#### Set exercise
Identify every line in the records below that contains the word "name", and copy each of those lines.
☆ ☆ ☆ ☆ ☆ ☆ ☆
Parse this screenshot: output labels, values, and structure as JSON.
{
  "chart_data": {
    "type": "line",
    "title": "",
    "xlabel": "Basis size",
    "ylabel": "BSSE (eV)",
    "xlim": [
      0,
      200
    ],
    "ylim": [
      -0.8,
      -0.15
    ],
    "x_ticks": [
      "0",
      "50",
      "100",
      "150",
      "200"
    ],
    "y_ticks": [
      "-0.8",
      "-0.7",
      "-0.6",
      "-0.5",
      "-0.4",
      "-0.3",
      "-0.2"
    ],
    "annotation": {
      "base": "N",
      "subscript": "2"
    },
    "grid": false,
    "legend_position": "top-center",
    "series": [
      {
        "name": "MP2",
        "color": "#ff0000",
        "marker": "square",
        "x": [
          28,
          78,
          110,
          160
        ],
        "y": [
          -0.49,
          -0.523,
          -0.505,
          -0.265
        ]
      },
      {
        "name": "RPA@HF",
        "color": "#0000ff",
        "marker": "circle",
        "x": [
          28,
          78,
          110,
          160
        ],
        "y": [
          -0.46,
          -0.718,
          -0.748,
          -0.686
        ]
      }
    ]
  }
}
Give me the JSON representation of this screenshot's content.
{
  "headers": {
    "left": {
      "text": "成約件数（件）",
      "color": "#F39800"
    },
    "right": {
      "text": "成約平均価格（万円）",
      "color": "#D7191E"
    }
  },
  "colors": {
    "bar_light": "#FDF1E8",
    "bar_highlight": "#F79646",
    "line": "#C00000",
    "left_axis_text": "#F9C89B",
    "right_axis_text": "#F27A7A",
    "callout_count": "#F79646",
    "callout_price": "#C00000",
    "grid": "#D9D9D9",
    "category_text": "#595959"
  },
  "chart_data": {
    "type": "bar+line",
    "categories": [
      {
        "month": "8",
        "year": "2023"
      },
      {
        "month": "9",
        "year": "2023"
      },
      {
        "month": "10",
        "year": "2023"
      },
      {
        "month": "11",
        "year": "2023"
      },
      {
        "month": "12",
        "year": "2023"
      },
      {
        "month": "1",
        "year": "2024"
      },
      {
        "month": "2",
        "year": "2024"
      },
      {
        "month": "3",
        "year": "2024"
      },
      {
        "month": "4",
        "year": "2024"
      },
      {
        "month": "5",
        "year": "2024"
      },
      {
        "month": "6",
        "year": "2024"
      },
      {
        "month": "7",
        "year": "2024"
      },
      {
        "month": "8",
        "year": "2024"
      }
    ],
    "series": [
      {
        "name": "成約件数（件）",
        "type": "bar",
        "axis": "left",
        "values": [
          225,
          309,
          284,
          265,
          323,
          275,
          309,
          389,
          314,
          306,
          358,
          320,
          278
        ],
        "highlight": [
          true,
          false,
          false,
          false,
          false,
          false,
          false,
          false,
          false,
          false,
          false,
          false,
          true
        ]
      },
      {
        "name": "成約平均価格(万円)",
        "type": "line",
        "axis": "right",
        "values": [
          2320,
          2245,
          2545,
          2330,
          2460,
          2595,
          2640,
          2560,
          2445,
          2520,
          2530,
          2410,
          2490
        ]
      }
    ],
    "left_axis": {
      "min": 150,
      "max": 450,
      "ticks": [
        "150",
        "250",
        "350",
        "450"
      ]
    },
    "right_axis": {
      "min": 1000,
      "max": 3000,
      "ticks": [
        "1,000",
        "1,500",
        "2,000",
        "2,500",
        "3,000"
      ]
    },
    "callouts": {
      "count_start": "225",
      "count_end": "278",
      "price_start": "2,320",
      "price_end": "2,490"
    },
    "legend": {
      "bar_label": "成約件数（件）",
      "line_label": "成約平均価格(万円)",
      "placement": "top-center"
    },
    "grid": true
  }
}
☆ ☆ ☆ ☆ ☆ ☆ ☆
#### Response
        "name": "MP2",
        "name": "RPA@HF",
        "name": "成約件数（件）",
        "name": "成約平均価格(万円)",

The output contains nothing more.